▶ [PROBLEM TO SOLVE]:
Set down every entry again word for word, please, but skip the pictures.
start ENTRIES PROVIDED
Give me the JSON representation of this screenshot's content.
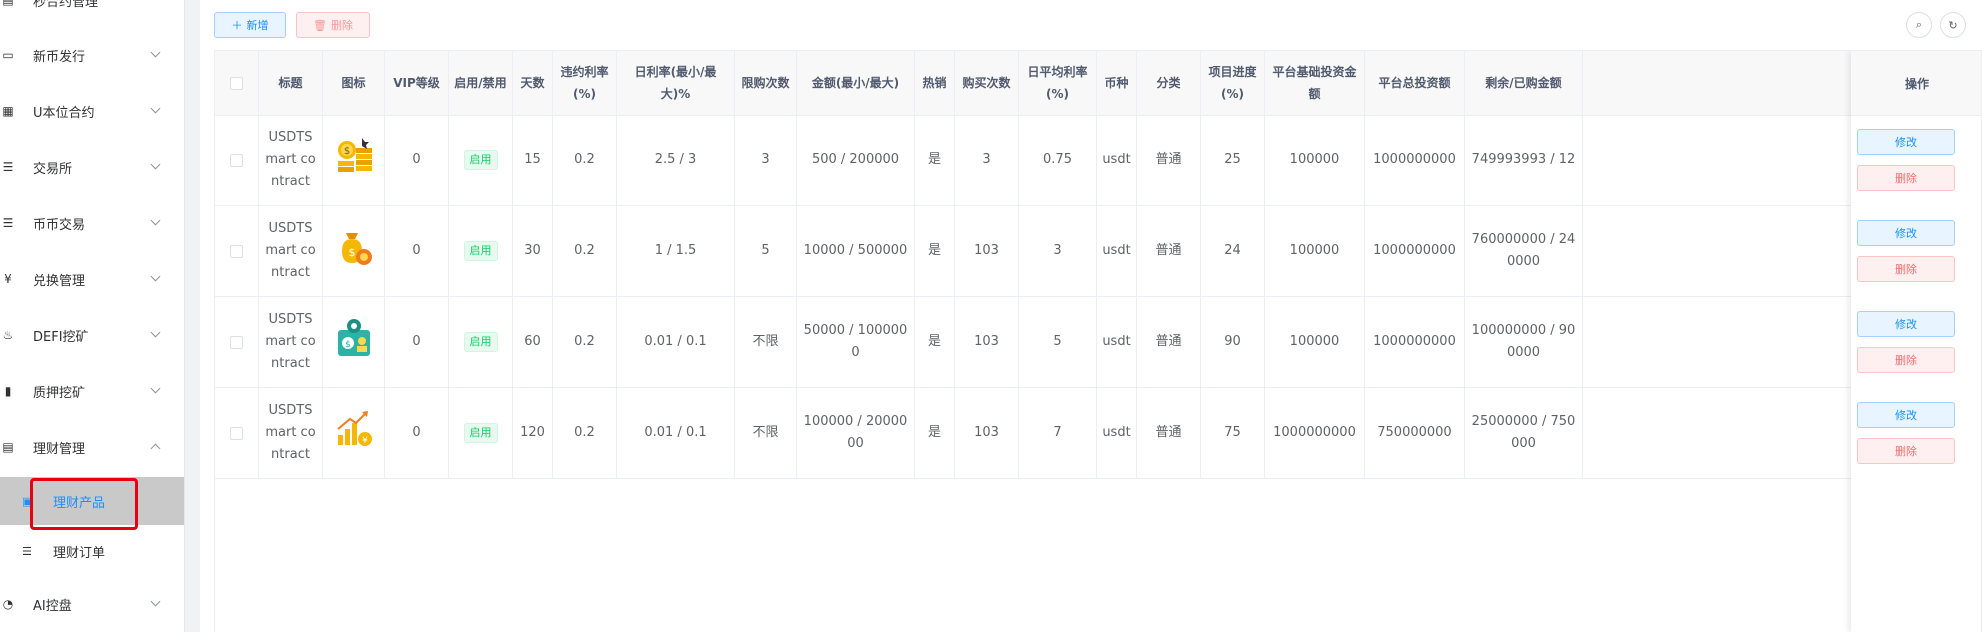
{
  "sidebar": {
    "items": [
      {
        "label": "秒合约管理",
        "icon": "box-icon",
        "glyph": "▤"
      },
      {
        "label": "新币发行",
        "icon": "card-icon",
        "glyph": "▭"
      },
      {
        "label": "U本位合约",
        "icon": "grid-icon",
        "glyph": "▦"
      },
      {
        "label": "交易所",
        "icon": "list-icon",
        "glyph": "☰"
      },
      {
        "label": "币币交易",
        "icon": "list-icon",
        "glyph": "☰"
      },
      {
        "label": "兑换管理",
        "icon": "yen-icon",
        "glyph": "¥"
      },
      {
        "label": "DEFI挖矿",
        "icon": "tool-icon",
        "glyph": "♨"
      },
      {
        "label": "质押挖矿",
        "icon": "bar-chart-icon",
        "glyph": "▮"
      },
      {
        "label": "理财管理",
        "icon": "document-icon",
        "glyph": "▤"
      }
    ],
    "sub_items": [
      {
        "label": "理财产品",
        "icon": "product-icon",
        "glyph": "▣"
      },
      {
        "label": "理财订单",
        "icon": "list-icon",
        "glyph": "☰"
      }
    ],
    "last_item": {
      "label": "AI控盘",
      "icon": "robot-icon",
      "glyph": "◔"
    }
  },
  "toolbar": {
    "add_label": "新增",
    "delete_label": "删除",
    "search_icon": "search-icon",
    "refresh_icon": "refresh-icon"
  },
  "table": {
    "headers": [
      "标题",
      "图标",
      "VIP等级",
      "启用/禁用",
      "天数",
      "违约利率(%)",
      "日利率(最小/最大)%",
      "限购次数",
      "金额(最小/最大)",
      "热销",
      "购买次数",
      "日平均利率(%)",
      "币种",
      "分类",
      "项目进度(%)",
      "平台基础投资金额",
      "平台总投资额",
      "剩余/已购金额"
    ],
    "op_header": "操作",
    "edit_label": "修改",
    "delete_label": "删除",
    "rows": [
      {
        "title": "USDTSmart contract",
        "icon": "coins-stack-icon",
        "vip": "0",
        "status": "启用",
        "days": "15",
        "penalty": "0.2",
        "daily_rate": "2.5 / 3",
        "limit": "3",
        "amount": "500 / 200000",
        "hot": "是",
        "buys": "3",
        "avg_rate": "0.75",
        "currency": "usdt",
        "category": "普通",
        "progress": "25",
        "base_invest": "100000",
        "total_invest": "1000000000",
        "remaining": "749993993 / 12"
      },
      {
        "title": "USDTSmart contract",
        "icon": "money-bag-icon",
        "vip": "0",
        "status": "启用",
        "days": "30",
        "penalty": "0.2",
        "daily_rate": "1 / 1.5",
        "limit": "5",
        "amount": "10000 / 500000",
        "hot": "是",
        "buys": "103",
        "avg_rate": "3",
        "currency": "usdt",
        "category": "普通",
        "progress": "24",
        "base_invest": "100000",
        "total_invest": "1000000000",
        "remaining": "760000000 / 240000"
      },
      {
        "title": "USDTSmart contract",
        "icon": "finance-gear-icon",
        "vip": "0",
        "status": "启用",
        "days": "60",
        "penalty": "0.2",
        "daily_rate": "0.01 / 0.1",
        "limit": "不限",
        "amount": "50000 / 1000000",
        "hot": "是",
        "buys": "103",
        "avg_rate": "5",
        "currency": "usdt",
        "category": "普通",
        "progress": "90",
        "base_invest": "100000",
        "total_invest": "1000000000",
        "remaining": "100000000 / 900000"
      },
      {
        "title": "USDTSmart contract",
        "icon": "growth-chart-icon",
        "vip": "0",
        "status": "启用",
        "days": "120",
        "penalty": "0.2",
        "daily_rate": "0.01 / 0.1",
        "limit": "不限",
        "amount": "100000 / 2000000",
        "hot": "是",
        "buys": "103",
        "avg_rate": "7",
        "currency": "usdt",
        "category": "普通",
        "progress": "75",
        "base_invest": "1000000000",
        "total_invest": "750000000",
        "remaining": "25000000 / 750000"
      }
    ]
  },
  "colors": {
    "accent": "#1890ff",
    "danger": "#f56c6c",
    "success": "#13ce66",
    "highlight": "#e60012"
  }
}
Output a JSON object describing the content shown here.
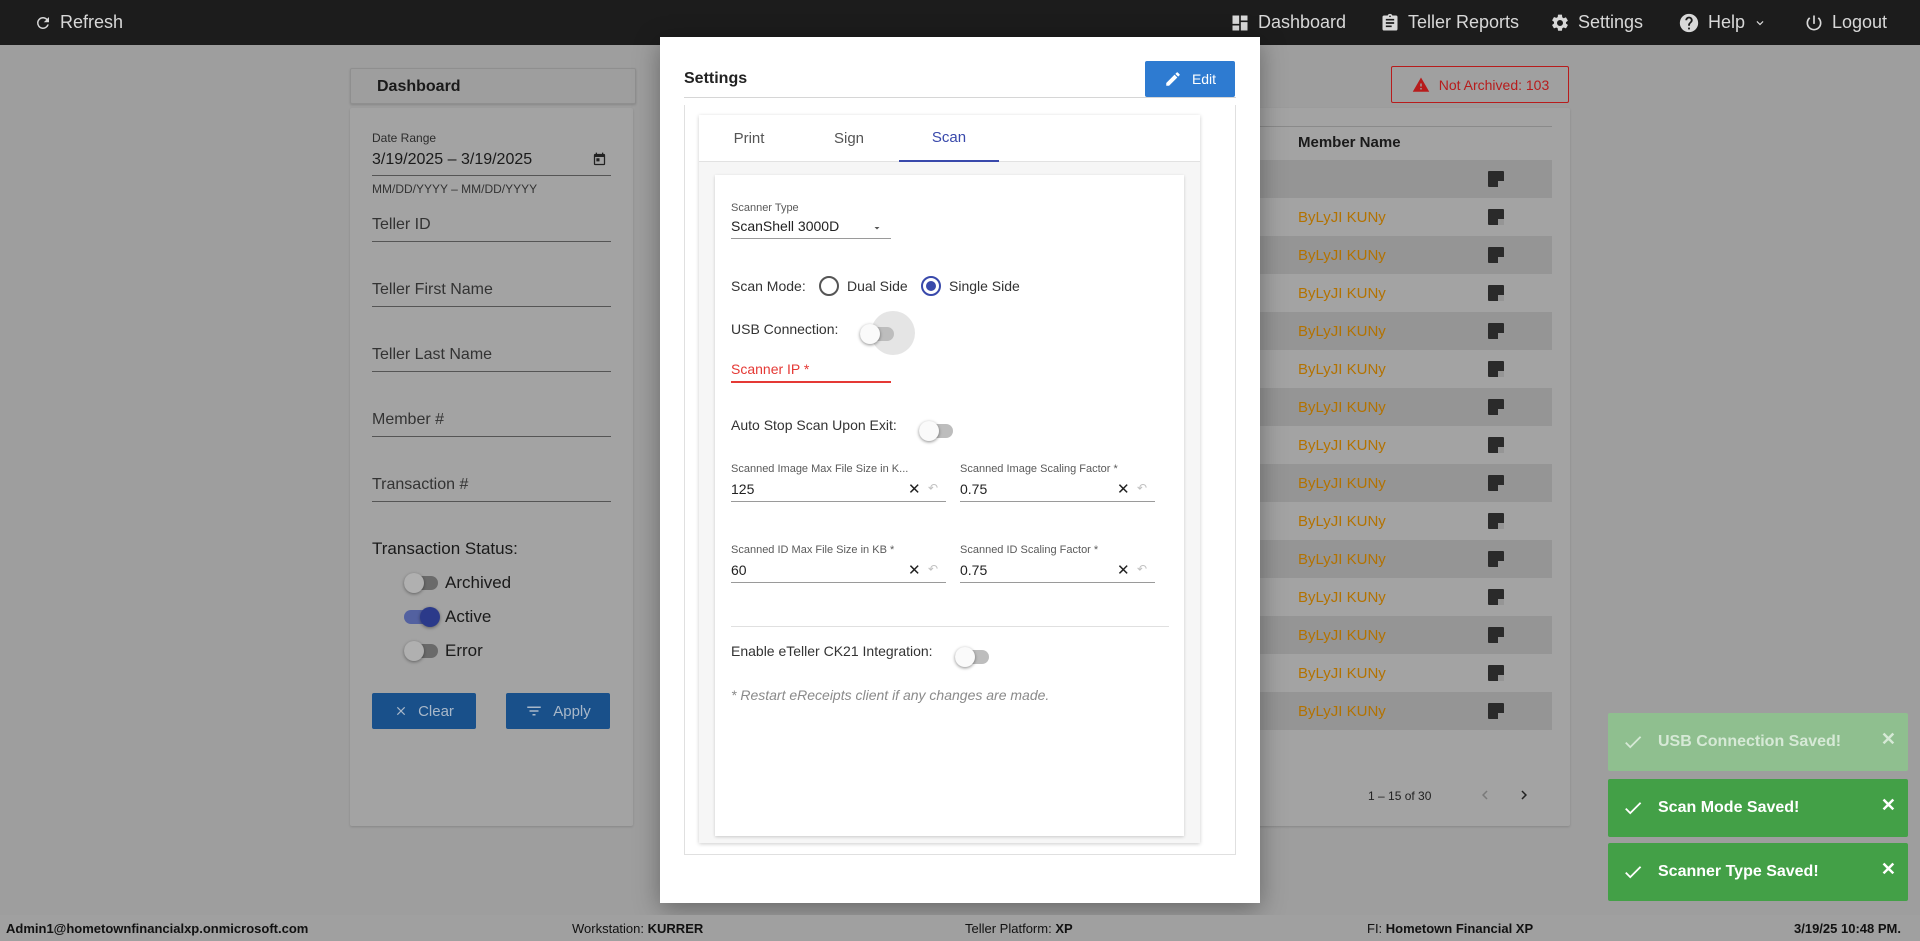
{
  "topbar": {
    "refresh": "Refresh",
    "dashboard": "Dashboard",
    "teller_reports": "Teller Reports",
    "settings": "Settings",
    "help": "Help",
    "logout": "Logout"
  },
  "dashboard": {
    "title": "Dashboard",
    "date_range_label": "Date Range",
    "date_range_value": "3/19/2025 – 3/19/2025",
    "date_hint": "MM/DD/YYYY – MM/DD/YYYY",
    "teller_id": "Teller ID",
    "teller_first_name": "Teller First Name",
    "teller_last_name": "Teller Last Name",
    "member_no": "Member #",
    "transaction_no": "Transaction #",
    "transaction_status_label": "Transaction Status:",
    "status_archived": "Archived",
    "status_active": "Active",
    "status_error": "Error",
    "status_archived_on": false,
    "status_active_on": true,
    "status_error_on": false,
    "clear_button": "Clear",
    "apply_button": "Apply"
  },
  "table": {
    "not_archived": "Not Archived: 103",
    "member_name_header": "Member Name",
    "rows": [
      "",
      "ByLyJI KUNy",
      "ByLyJI KUNy",
      "ByLyJI KUNy",
      "ByLyJI KUNy",
      "ByLyJI KUNy",
      "ByLyJI KUNy",
      "ByLyJI KUNy",
      "ByLyJI KUNy",
      "ByLyJI KUNy",
      "ByLyJI KUNy",
      "ByLyJI KUNy",
      "ByLyJI KUNy",
      "ByLyJI KUNy",
      "ByLyJI KUNy"
    ],
    "pager": "1 – 15 of 30"
  },
  "modal": {
    "title": "Settings",
    "edit_button": "Edit",
    "tabs": [
      "Print",
      "Sign",
      "Scan"
    ],
    "active_tab": "Scan",
    "scanner_type_label": "Scanner Type",
    "scanner_type_value": "ScanShell 3000D",
    "scan_mode_label": "Scan Mode:",
    "scan_mode_options": [
      "Dual Side",
      "Single Side"
    ],
    "scan_mode_selected": "Single Side",
    "usb_connection_label": "USB Connection:",
    "usb_connection_on": false,
    "scanner_ip_label": "Scanner IP *",
    "auto_stop_label": "Auto Stop Scan Upon Exit:",
    "auto_stop_on": false,
    "img_max_size_label": "Scanned Image Max File Size in K...",
    "img_max_size_value": "125",
    "img_scaling_label": "Scanned Image Scaling Factor *",
    "img_scaling_value": "0.75",
    "id_max_size_label": "Scanned ID Max File Size in KB *",
    "id_max_size_value": "60",
    "id_scaling_label": "Scanned ID Scaling Factor *",
    "id_scaling_value": "0.75",
    "eteller_label": "Enable eTeller CK21 Integration:",
    "eteller_on": false,
    "restart_note": "* Restart eReceipts client if any changes are made."
  },
  "toasts": [
    {
      "message": "USB Connection Saved!",
      "faded": true
    },
    {
      "message": "Scan Mode Saved!",
      "faded": false
    },
    {
      "message": "Scanner Type Saved!",
      "faded": false
    }
  ],
  "statusbar": {
    "user": "Admin1@hometownfinancialxp.onmicrosoft.com",
    "workstation_label": "Workstation:",
    "workstation_value": "KURRER",
    "platform_label": "Teller Platform:",
    "platform_value": "XP",
    "fi_label": "FI:",
    "fi_value": "Hometown Financial XP",
    "datetime": "3/19/25 10:48 PM."
  },
  "colors": {
    "primary": "#3949ab",
    "edit_button": "#2e7bd1",
    "toast_green": "#43a047",
    "error_red": "#e53935",
    "member_link": "#b37200"
  }
}
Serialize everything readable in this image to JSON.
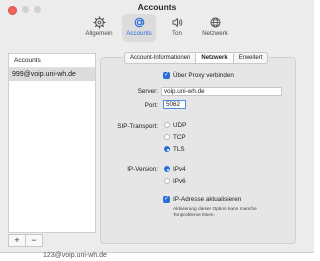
end ENTRIES PROVIDED
▶ [WRITTEN REPLY]:
Give me the JSON representation of this screenshot's content.
{
  "sidebar": {
    "items": [
      {
        "label": "秒合约管理",
        "icon": "box-icon",
        "glyph": "▤"
      },
      {
        "label": "新币发行",
        "icon": "card-icon",
        "glyph": "▭"
      },
      {
        "label": "U本位合约",
        "icon": "grid-icon",
        "glyph": "▦"
      },
      {
        "label": "交易所",
        "icon": "list-icon",
        "glyph": "☰"
      },
      {
        "label": "币币交易",
        "icon": "list-icon",
        "glyph": "☰"
      },
      {
        "label": "兑换管理",
        "icon": "yen-icon",
        "glyph": "¥"
      },
      {
        "label": "DEFI挖矿",
        "icon": "tool-icon",
        "glyph": "♨"
      },
      {
        "label": "质押挖矿",
        "icon": "bar-chart-icon",
        "glyph": "▮"
      },
      {
        "label": "理财管理",
        "icon": "document-icon",
        "glyph": "▤"
      }
    ],
    "sub_items": [
      {
        "label": "理财产品",
        "icon": "product-icon",
        "glyph": "▣"
      },
      {
        "label": "理财订单",
        "icon": "list-icon",
        "glyph": "☰"
      }
    ],
    "last_item": {
      "label": "AI控盘",
      "icon": "robot-icon",
      "glyph": "◔"
    }
  },
  "toolbar": {
    "add_label": "新增",
    "delete_label": "删除",
    "search_icon": "search-icon",
    "refresh_icon": "refresh-icon"
  },
  "table": {
    "headers": [
      "标题",
      "图标",
      "VIP等级",
      "启用/禁用",
      "天数",
      "违约利率(%)",
      "日利率(最小/最大)%",
      "限购次数",
      "金额(最小/最大)",
      "热销",
      "购买次数",
      "日平均利率(%)",
      "币种",
      "分类",
      "项目进度(%)",
      "平台基础投资金额",
      "平台总投资额",
      "剩余/已购金额"
    ],
    "op_header": "操作",
    "edit_label": "修改",
    "delete_label": "删除",
    "rows": [
      {
        "title": "USDTSmart contract",
        "icon": "coins-stack-icon",
        "vip": "0",
        "status": "启用",
        "days": "15",
        "penalty": "0.2",
        "daily_rate": "2.5 / 3",
        "limit": "3",
        "amount": "500 / 200000",
        "hot": "是",
        "buys": "3",
        "avg_rate": "0.75",
        "currency": "usdt",
        "category": "普通",
        "progress": "25",
        "base_invest": "100000",
        "total_invest": "1000000000",
        "remaining": "749993993 / 12"
      },
      {
        "title": "USDTSmart contract",
        "icon": "money-bag-icon",
        "vip": "0",
        "status": "启用",
        "days": "30",
        "penalty": "0.2",
        "daily_rate": "1 / 1.5",
        "limit": "5",
        "amount": "10000 / 500000",
        "hot": "是",
        "buys": "103",
        "avg_rate": "3",
        "currency": "usdt",
        "category": "普通",
        "progress": "24",
        "base_invest": "100000",
        "total_invest": "1000000000",
        "remaining": "760000000 / 240000"
      },
      {
        "title": "USDTSmart contract",
        "icon": "finance-gear-icon",
        "vip": "0",
        "status": "启用",
        "days": "60",
        "penalty": "0.2",
        "daily_rate": "0.01 / 0.1",
        "limit": "不限",
        "amount": "50000 / 1000000",
        "hot": "是",
        "buys": "103",
        "avg_rate": "5",
        "currency": "usdt",
        "category": "普通",
        "progress": "90",
        "base_invest": "100000",
        "total_invest": "1000000000",
        "remaining": "100000000 / 900000"
      },
      {
        "title": "USDTSmart contract",
        "icon": "growth-chart-icon",
        "vip": "0",
        "status": "启用",
        "days": "120",
        "penalty": "0.2",
        "daily_rate": "0.01 / 0.1",
        "limit": "不限",
        "amount": "100000 / 2000000",
        "hot": "是",
        "buys": "103",
        "avg_rate": "7",
        "currency": "usdt",
        "category": "普通",
        "progress": "75",
        "base_invest": "1000000000",
        "total_invest": "750000000",
        "remaining": "25000000 / 750000"
      }
    ]
  },
  "colors": {
    "accent": "#1890ff",
    "danger": "#f56c6c",
    "success": "#13ce66",
    "highlight": "#e60012"
  }
}
Output a JSON object describing the content shown here.
{
  "topbar": {
    "refresh": "Refresh",
    "dashboard": "Dashboard",
    "teller_reports": "Teller Reports",
    "settings": "Settings",
    "help": "Help",
    "logout": "Logout"
  },
  "dashboard": {
    "title": "Dashboard",
    "date_range_label": "Date Range",
    "date_range_value": "3/19/2025 – 3/19/2025",
    "date_hint": "MM/DD/YYYY – MM/DD/YYYY",
    "teller_id": "Teller ID",
    "teller_first_name": "Teller First Name",
    "teller_last_name": "Teller Last Name",
    "member_no": "Member #",
    "transaction_no": "Transaction #",
    "transaction_status_label": "Transaction Status:",
    "status_archived": "Archived",
    "status_active": "Active",
    "status_error": "Error",
    "status_archived_on": false,
    "status_active_on": true,
    "status_error_on": false,
    "clear_button": "Clear",
    "apply_button": "Apply"
  },
  "table": {
    "not_archived": "Not Archived: 103",
    "member_name_header": "Member Name",
    "rows": [
      "",
      "ByLyJI KUNy",
      "ByLyJI KUNy",
      "ByLyJI KUNy",
      "ByLyJI KUNy",
      "ByLyJI KUNy",
      "ByLyJI KUNy",
      "ByLyJI KUNy",
      "ByLyJI KUNy",
      "ByLyJI KUNy",
      "ByLyJI KUNy",
      "ByLyJI KUNy",
      "ByLyJI KUNy",
      "ByLyJI KUNy",
      "ByLyJI KUNy"
    ],
    "pager": "1 – 15 of 30"
  },
  "modal": {
    "title": "Settings",
    "edit_button": "Edit",
    "tabs": [
      "Print",
      "Sign",
      "Scan"
    ],
    "active_tab": "Scan",
    "scanner_type_label": "Scanner Type",
    "scanner_type_value": "ScanShell 3000D",
    "scan_mode_label": "Scan Mode:",
    "scan_mode_options": [
      "Dual Side",
      "Single Side"
    ],
    "scan_mode_selected": "Single Side",
    "usb_connection_label": "USB Connection:",
    "usb_connection_on": false,
    "scanner_ip_label": "Scanner IP *",
    "auto_stop_label": "Auto Stop Scan Upon Exit:",
    "auto_stop_on": false,
    "img_max_size_label": "Scanned Image Max File Size in K...",
    "img_max_size_value": "125",
    "img_scaling_label": "Scanned Image Scaling Factor *",
    "img_scaling_value": "0.75",
    "id_max_size_label": "Scanned ID Max File Size in KB *",
    "id_max_size_value": "60",
    "id_scaling_label": "Scanned ID Scaling Factor *",
    "id_scaling_value": "0.75",
    "eteller_label": "Enable eTeller CK21 Integration:",
    "eteller_on": false,
    "restart_note": "* Restart eReceipts client if any changes are made."
  },
  "toasts": [
    {
      "message": "USB Connection Saved!",
      "faded": true
    },
    {
      "message": "Scan Mode Saved!",
      "faded": false
    },
    {
      "message": "Scanner Type Saved!",
      "faded": false
    }
  ],
  "statusbar": {
    "user": "Admin1@hometownfinancialxp.onmicrosoft.com",
    "workstation_label": "Workstation:",
    "workstation_value": "KURRER",
    "platform_label": "Teller Platform:",
    "platform_value": "XP",
    "fi_label": "FI:",
    "fi_value": "Hometown Financial XP",
    "datetime": "3/19/25 10:48 PM."
  },
  "colors": {
    "primary": "#3949ab",
    "edit_button": "#2e7bd1",
    "toast_green": "#43a047",
    "error_red": "#e53935",
    "member_link": "#b37200"
  }
}
Serialize everything readable in this image to JSON.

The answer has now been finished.